**** Task input ****
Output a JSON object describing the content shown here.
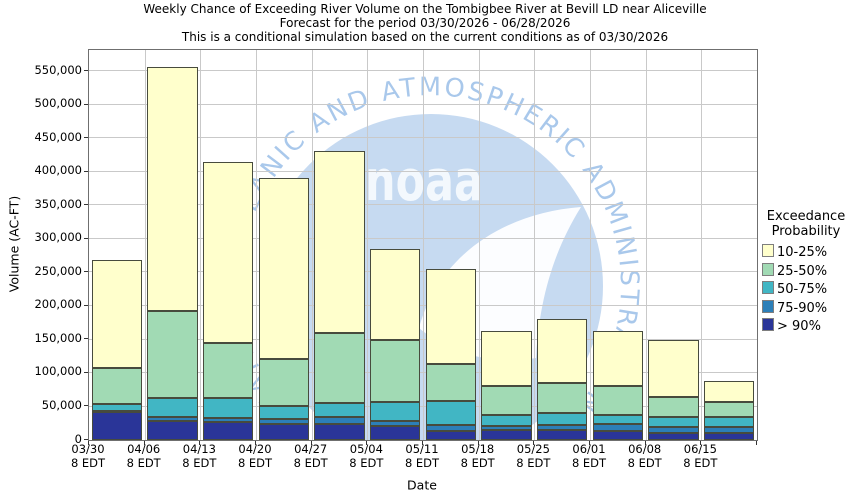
{
  "title": {
    "line1": "Weekly Chance of Exceeding River Volume on the Tombigbee River at Bevill LD near Aliceville",
    "line2": "Forecast for the period 03/30/2026 - 06/28/2026",
    "line3": "This is a conditional simulation based on the current conditions as of 03/30/2026"
  },
  "watermark": {
    "ring_text": "NATIONAL OCEANIC AND ATMOSPHERIC ADMINISTRATION",
    "logo_text": "noaa"
  },
  "chart_data": {
    "type": "bar",
    "stacked": true,
    "title": "Weekly Chance of Exceeding River Volume on the Tombigbee River at Bevill LD near Aliceville",
    "subtitle": "Forecast for the period 03/30/2026 - 06/28/2026",
    "note": "This is a conditional simulation based on the current conditions as of 03/30/2026",
    "xlabel": "Date",
    "ylabel": "Volume (AC-FT)",
    "units": "AC-FT",
    "ylim": [
      0,
      582000
    ],
    "ytick_interval": 50000,
    "ytick_max": 550000,
    "grid": true,
    "legend_position": "right",
    "legend_title_lines": [
      "Exceedance",
      "Probability"
    ],
    "x_sublabel": "8 EDT",
    "bands": [
      {
        "label": "> 90%",
        "color": "#2A3598"
      },
      {
        "label": "75-90%",
        "color": "#2C7FB8"
      },
      {
        "label": "50-75%",
        "color": "#41B6C4"
      },
      {
        "label": "25-50%",
        "color": "#A1DAB4"
      },
      {
        "label": "10-25%",
        "color": "#FFFFCC"
      }
    ],
    "bars": [
      {
        "date": "03/30",
        "cumulative_tops": [
          42000,
          43000,
          53000,
          107000,
          269000
        ]
      },
      {
        "date": "04/06",
        "cumulative_tops": [
          29000,
          34000,
          63000,
          192000,
          557000
        ]
      },
      {
        "date": "04/13",
        "cumulative_tops": [
          27000,
          33000,
          63000,
          145000,
          415000
        ]
      },
      {
        "date": "04/20",
        "cumulative_tops": [
          24000,
          31000,
          51000,
          121000,
          391000
        ]
      },
      {
        "date": "04/27",
        "cumulative_tops": [
          24000,
          35000,
          55000,
          160000,
          432000
        ]
      },
      {
        "date": "05/04",
        "cumulative_tops": [
          21000,
          29000,
          56000,
          149000,
          285000
        ]
      },
      {
        "date": "05/11",
        "cumulative_tops": [
          14000,
          23000,
          58000,
          113000,
          255000
        ]
      },
      {
        "date": "05/18",
        "cumulative_tops": [
          15000,
          21000,
          38000,
          81000,
          162000
        ]
      },
      {
        "date": "05/25",
        "cumulative_tops": [
          15000,
          23000,
          41000,
          85000,
          181000
        ]
      },
      {
        "date": "06/01",
        "cumulative_tops": [
          14000,
          24000,
          38000,
          80000,
          162000
        ]
      },
      {
        "date": "06/08",
        "cumulative_tops": [
          11000,
          20000,
          34000,
          64000,
          149000
        ]
      },
      {
        "date": "06/15",
        "cumulative_tops": [
          11000,
          19000,
          35000,
          56000,
          88000
        ]
      }
    ]
  }
}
****
**What you will do**: Gather up every line from the listing above in which the word "Volume" occurs.

**Exercise output**:
    "line1": "Weekly Chance of Exceeding River Volume on the Tombigbee River at Bevill LD near Aliceville",
    "title": "Weekly Chance of Exceeding River Volume on the Tombigbee River at Bevill LD near Aliceville",
    "ylabel": "Volume (AC-FT)",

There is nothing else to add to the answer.